RAW DATA:
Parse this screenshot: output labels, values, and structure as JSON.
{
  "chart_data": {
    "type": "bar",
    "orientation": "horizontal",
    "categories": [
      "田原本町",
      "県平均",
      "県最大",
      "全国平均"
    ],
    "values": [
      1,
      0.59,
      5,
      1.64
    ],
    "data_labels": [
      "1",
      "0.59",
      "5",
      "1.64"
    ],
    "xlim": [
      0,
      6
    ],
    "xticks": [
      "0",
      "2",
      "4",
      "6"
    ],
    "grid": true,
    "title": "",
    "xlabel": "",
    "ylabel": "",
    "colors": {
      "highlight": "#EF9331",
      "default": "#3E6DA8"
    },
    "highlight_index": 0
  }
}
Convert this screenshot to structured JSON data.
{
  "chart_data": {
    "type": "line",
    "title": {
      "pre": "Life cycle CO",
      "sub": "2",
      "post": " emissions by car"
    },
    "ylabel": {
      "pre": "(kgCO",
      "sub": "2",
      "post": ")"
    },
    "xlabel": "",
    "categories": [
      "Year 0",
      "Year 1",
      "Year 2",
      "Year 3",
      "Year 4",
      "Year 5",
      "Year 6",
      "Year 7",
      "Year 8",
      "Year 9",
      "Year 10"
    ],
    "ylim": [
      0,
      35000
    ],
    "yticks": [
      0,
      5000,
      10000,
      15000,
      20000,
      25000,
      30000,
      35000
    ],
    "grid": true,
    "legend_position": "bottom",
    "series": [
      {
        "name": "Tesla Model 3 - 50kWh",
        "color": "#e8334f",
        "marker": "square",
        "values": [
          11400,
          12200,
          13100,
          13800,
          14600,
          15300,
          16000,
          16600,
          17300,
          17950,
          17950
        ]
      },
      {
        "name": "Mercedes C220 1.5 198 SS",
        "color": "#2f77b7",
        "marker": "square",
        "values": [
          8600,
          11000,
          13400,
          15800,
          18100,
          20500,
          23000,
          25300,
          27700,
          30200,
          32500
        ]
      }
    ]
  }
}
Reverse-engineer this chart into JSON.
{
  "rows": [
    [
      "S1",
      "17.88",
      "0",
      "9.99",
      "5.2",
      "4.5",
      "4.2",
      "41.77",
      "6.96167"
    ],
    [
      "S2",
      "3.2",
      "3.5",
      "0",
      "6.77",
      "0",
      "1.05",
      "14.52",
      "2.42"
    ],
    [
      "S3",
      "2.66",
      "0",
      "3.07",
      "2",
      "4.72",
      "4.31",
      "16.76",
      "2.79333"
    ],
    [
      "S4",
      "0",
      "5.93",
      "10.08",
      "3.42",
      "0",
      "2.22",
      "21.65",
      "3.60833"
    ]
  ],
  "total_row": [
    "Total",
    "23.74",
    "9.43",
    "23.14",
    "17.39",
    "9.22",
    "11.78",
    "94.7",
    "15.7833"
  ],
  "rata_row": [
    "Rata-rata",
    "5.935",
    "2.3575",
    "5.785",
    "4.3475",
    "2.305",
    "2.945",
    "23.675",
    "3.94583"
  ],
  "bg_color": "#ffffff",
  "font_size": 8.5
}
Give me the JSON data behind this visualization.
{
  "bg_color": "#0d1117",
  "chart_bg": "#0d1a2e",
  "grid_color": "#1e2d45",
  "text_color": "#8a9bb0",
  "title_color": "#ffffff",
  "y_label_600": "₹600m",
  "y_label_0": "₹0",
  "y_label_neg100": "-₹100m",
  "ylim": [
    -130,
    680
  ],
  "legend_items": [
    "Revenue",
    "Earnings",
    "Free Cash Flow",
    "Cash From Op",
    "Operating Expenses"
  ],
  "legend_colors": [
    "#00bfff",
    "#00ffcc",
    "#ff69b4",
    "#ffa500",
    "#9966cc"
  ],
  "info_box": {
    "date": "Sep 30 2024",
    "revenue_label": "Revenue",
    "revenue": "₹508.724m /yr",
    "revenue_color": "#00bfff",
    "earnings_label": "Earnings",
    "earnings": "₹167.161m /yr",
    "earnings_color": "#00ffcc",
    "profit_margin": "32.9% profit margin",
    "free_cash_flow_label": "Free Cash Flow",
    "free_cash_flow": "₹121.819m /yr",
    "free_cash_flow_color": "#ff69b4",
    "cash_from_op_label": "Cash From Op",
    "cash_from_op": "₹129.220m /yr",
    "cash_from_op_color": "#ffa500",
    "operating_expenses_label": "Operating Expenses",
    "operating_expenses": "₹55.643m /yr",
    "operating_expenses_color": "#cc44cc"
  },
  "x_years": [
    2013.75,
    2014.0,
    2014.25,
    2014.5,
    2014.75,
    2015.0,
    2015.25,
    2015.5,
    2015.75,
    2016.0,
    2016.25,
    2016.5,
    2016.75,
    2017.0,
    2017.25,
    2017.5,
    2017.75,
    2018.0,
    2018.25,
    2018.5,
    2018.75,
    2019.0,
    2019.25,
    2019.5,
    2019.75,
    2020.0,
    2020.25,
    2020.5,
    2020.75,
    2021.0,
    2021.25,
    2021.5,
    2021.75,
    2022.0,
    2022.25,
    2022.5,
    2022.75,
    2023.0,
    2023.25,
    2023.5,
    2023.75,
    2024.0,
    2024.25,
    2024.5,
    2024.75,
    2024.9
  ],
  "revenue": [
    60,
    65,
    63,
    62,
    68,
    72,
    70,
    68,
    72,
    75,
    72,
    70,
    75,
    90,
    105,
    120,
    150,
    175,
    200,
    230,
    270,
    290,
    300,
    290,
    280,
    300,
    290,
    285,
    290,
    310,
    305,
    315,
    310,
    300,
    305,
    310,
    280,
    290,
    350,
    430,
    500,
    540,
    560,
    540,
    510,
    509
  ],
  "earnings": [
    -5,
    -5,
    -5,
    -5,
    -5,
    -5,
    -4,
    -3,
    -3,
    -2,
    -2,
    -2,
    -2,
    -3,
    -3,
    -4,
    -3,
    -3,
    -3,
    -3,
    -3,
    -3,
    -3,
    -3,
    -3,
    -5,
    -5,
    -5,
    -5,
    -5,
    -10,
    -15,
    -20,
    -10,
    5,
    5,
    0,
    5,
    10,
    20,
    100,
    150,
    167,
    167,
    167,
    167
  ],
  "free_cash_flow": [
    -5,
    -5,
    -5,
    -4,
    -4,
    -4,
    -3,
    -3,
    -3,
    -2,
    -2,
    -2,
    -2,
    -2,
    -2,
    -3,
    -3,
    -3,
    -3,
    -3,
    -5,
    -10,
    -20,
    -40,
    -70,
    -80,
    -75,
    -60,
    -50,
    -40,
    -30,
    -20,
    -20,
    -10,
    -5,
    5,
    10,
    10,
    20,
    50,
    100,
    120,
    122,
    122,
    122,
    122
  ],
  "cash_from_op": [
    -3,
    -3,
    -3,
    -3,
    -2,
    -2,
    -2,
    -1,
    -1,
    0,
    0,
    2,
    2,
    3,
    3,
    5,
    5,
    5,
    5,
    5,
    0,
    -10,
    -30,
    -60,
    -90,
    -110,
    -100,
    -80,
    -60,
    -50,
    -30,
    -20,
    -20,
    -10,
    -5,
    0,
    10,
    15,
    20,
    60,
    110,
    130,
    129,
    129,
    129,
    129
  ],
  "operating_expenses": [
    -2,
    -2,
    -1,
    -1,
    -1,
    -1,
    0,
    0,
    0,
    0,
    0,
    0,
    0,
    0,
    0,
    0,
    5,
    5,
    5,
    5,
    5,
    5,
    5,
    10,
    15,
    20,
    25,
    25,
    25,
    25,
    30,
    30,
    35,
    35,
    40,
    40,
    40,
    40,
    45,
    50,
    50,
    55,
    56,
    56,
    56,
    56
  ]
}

TO DO:
In how many lines does the word "screenshot" appear? Respond with the number alone.

OUTPUT FOR THIS EXERCISE:
2